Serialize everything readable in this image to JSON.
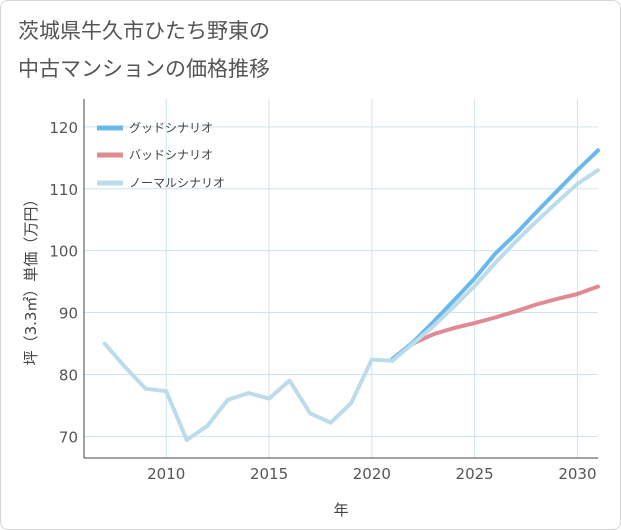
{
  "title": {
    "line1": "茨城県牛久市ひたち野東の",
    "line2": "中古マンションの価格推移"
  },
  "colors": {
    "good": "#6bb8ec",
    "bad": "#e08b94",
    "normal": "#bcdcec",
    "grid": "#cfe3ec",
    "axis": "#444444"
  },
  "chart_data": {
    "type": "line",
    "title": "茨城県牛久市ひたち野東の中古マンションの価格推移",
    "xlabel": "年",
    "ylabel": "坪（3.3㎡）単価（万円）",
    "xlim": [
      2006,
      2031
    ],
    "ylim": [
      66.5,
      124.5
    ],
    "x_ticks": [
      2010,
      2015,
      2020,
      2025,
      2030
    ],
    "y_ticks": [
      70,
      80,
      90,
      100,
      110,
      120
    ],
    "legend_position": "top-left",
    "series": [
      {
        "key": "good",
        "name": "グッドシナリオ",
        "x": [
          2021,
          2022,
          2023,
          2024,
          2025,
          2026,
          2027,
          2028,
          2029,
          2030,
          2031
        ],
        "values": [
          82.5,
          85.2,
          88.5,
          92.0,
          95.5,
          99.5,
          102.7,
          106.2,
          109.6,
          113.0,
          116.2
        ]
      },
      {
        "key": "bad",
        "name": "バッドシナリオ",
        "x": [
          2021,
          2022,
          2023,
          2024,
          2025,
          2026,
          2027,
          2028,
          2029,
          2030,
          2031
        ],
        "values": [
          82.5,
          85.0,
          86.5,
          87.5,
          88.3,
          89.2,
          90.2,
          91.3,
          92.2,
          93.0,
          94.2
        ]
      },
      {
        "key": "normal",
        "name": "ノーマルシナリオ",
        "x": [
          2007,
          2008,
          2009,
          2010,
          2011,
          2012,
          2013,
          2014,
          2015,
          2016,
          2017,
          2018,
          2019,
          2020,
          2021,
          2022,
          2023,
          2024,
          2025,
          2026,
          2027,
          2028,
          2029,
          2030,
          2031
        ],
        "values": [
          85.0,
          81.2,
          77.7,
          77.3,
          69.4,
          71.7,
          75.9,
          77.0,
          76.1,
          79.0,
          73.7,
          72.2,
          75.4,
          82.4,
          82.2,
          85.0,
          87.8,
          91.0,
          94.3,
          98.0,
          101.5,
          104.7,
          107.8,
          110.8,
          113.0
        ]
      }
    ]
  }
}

+-------+

◆ **What you have to do**:
Reproduce every line above as written, skipping pictures.

◆ **Written response**:
Serialize everything readable in this image to JSON.
{
  "title": {
    "line1": "茨城県牛久市ひたち野東の",
    "line2": "中古マンションの価格推移"
  },
  "colors": {
    "good": "#6bb8ec",
    "bad": "#e08b94",
    "normal": "#bcdcec",
    "grid": "#cfe3ec",
    "axis": "#444444"
  },
  "chart_data": {
    "type": "line",
    "title": "茨城県牛久市ひたち野東の中古マンションの価格推移",
    "xlabel": "年",
    "ylabel": "坪（3.3㎡）単価（万円）",
    "xlim": [
      2006,
      2031
    ],
    "ylim": [
      66.5,
      124.5
    ],
    "x_ticks": [
      2010,
      2015,
      2020,
      2025,
      2030
    ],
    "y_ticks": [
      70,
      80,
      90,
      100,
      110,
      120
    ],
    "legend_position": "top-left",
    "series": [
      {
        "key": "good",
        "name": "グッドシナリオ",
        "x": [
          2021,
          2022,
          2023,
          2024,
          2025,
          2026,
          2027,
          2028,
          2029,
          2030,
          2031
        ],
        "values": [
          82.5,
          85.2,
          88.5,
          92.0,
          95.5,
          99.5,
          102.7,
          106.2,
          109.6,
          113.0,
          116.2
        ]
      },
      {
        "key": "bad",
        "name": "バッドシナリオ",
        "x": [
          2021,
          2022,
          2023,
          2024,
          2025,
          2026,
          2027,
          2028,
          2029,
          2030,
          2031
        ],
        "values": [
          82.5,
          85.0,
          86.5,
          87.5,
          88.3,
          89.2,
          90.2,
          91.3,
          92.2,
          93.0,
          94.2
        ]
      },
      {
        "key": "normal",
        "name": "ノーマルシナリオ",
        "x": [
          2007,
          2008,
          2009,
          2010,
          2011,
          2012,
          2013,
          2014,
          2015,
          2016,
          2017,
          2018,
          2019,
          2020,
          2021,
          2022,
          2023,
          2024,
          2025,
          2026,
          2027,
          2028,
          2029,
          2030,
          2031
        ],
        "values": [
          85.0,
          81.2,
          77.7,
          77.3,
          69.4,
          71.7,
          75.9,
          77.0,
          76.1,
          79.0,
          73.7,
          72.2,
          75.4,
          82.4,
          82.2,
          85.0,
          87.8,
          91.0,
          94.3,
          98.0,
          101.5,
          104.7,
          107.8,
          110.8,
          113.0
        ]
      }
    ]
  }
}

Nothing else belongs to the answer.